## [What is being asked]
Each entry must be given again exactly; images do not belong in the copy.

## [Supplied records]
* * *
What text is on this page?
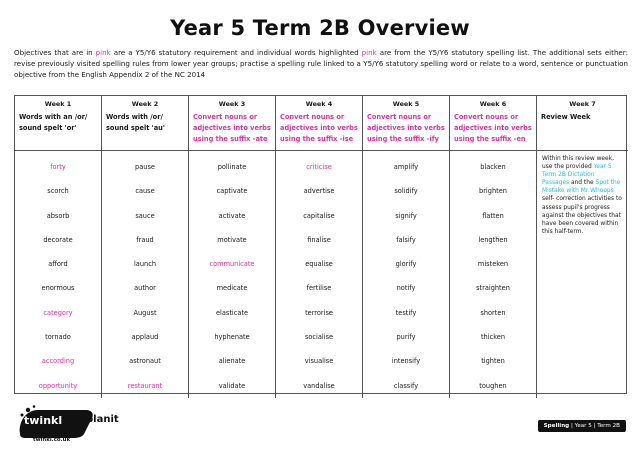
Year 5 Term 2B Overview
Objectives that are in pink are a Y5/Y6 statutory requirement and individual words highlighted pink are from the Y5/Y6 statutory spelling list. The additional sets either: revise previously visited spelling rules from lower year groups; practise a spelling rule linked to a Y5/Y6 statutory spelling word or relate to a word, sentence or punctuation objective from the English Appendix 2 of the NC 2014
Week 1
Words with an /or/ sound spelt 'or'
forty
scorch
absorb
decorate
afford
enormous
category
tornado
according
opportunity
Week 2
Words with /or/ sound spelt 'au'
pause
cause
sauce
fraud
launch
author
August
applaud
astronaut
restaurant
Week 3
Convert nouns or adjectives into verbs using the suffix -ate
pollinate
captivate
activate
motivate
communicate
medicate
elasticate
hyphenate
alienate
validate
Week 4
Convert nouns or adjectives into verbs using the suffix -ise
criticise
advertise
capitalise
finalise
equalise
fertilise
terrorise
socialise
visualise
vandalise
Week 5
Convert nouns or adjectives into verbs using the suffix -ify
amplify
solidify
signify
falsify
glorify
notify
testify
purify
intensify
classify
Week 6
Convert nouns or adjectives into verbs using the suffix -en
blacken
brighten
flatten
lengthen
misteken
straighten
shorten
thicken
tighten
toughen
Week 7
Review Week
Within this review week, use the provided Year 5 Term 2B Dictation Passages and the Spot the Mistake with Mr Whoops self- correction activities to assess pupil's progress against the objectives that have been covered within this half-term.
twinkl planit
twinkl.co.uk
Spelling | Year 5 | Term 2B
* * *
## [Solved problem]
What text is on this page?
Year 5 Term 2B Overview
Objectives that are in pink are a Y5/Y6 statutory requirement and individual words highlighted pink are from the Y5/Y6 statutory spelling list. The additional sets either: revise previously visited spelling rules from lower year groups; practise a spelling rule linked to a Y5/Y6 statutory spelling word or relate to a word, sentence or punctuation objective from the English Appendix 2 of the NC 2014
Week 1
Words with an /or/ sound spelt 'or'
forty
scorch
absorb
decorate
afford
enormous
category
tornado
according
opportunity
Week 2
Words with /or/ sound spelt 'au'
pause
cause
sauce
fraud
launch
author
August
applaud
astronaut
restaurant
Week 3
Convert nouns or adjectives into verbs using the suffix -ate
pollinate
captivate
activate
motivate
communicate
medicate
elasticate
hyphenate
alienate
validate
Week 4
Convert nouns or adjectives into verbs using the suffix -ise
criticise
advertise
capitalise
finalise
equalise
fertilise
terrorise
socialise
visualise
vandalise
Week 5
Convert nouns or adjectives into verbs using the suffix -ify
amplify
solidify
signify
falsify
glorify
notify
testify
purify
intensify
classify
Week 6
Convert nouns or adjectives into verbs using the suffix -en
blacken
brighten
flatten
lengthen
misteken
straighten
shorten
thicken
tighten
toughen
Week 7
Review Week
Within this review week, use the provided Year 5 Term 2B Dictation Passages and the Spot the Mistake with Mr Whoops self- correction activities to assess pupil's progress against the objectives that have been covered within this half-term.
twinkl planit
twinkl.co.uk
Spelling | Year 5 | Term 2B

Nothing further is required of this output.